**To be done:** Go through each line of the records below and count those with the word "защиты". Give only the count.

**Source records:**
◆ ◆ ◆ ◆ ◆ ◆ ◆

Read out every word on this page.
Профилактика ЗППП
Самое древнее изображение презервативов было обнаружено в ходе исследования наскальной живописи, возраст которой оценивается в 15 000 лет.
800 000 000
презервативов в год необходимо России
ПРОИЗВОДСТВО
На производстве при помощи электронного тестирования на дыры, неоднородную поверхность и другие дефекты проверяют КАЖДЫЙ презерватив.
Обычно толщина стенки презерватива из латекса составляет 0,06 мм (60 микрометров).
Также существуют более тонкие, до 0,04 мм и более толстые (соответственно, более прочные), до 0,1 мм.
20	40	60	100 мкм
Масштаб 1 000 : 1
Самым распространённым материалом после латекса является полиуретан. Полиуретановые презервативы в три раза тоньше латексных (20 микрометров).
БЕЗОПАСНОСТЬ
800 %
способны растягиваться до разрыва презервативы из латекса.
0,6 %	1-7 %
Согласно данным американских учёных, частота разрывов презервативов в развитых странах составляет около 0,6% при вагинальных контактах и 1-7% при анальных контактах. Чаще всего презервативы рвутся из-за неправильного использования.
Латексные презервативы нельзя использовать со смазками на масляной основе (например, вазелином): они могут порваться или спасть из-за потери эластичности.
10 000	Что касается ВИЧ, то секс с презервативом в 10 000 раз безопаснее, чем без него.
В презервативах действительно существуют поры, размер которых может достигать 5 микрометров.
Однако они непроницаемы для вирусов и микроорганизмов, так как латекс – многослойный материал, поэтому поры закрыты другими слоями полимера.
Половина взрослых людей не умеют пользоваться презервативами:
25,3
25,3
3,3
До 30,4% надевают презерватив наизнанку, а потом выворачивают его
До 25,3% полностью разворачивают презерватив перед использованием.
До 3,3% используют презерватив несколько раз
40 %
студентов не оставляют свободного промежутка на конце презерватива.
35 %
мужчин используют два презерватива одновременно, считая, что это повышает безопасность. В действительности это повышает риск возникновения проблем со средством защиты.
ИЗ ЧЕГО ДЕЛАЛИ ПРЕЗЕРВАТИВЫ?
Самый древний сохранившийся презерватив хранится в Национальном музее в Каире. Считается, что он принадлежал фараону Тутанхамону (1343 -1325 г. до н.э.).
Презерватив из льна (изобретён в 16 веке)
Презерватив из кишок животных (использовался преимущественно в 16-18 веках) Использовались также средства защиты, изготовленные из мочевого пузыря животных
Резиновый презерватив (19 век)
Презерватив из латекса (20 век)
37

◆ ◆ ◆ ◆ ◆ ◆ ◆

**Written reply:** 2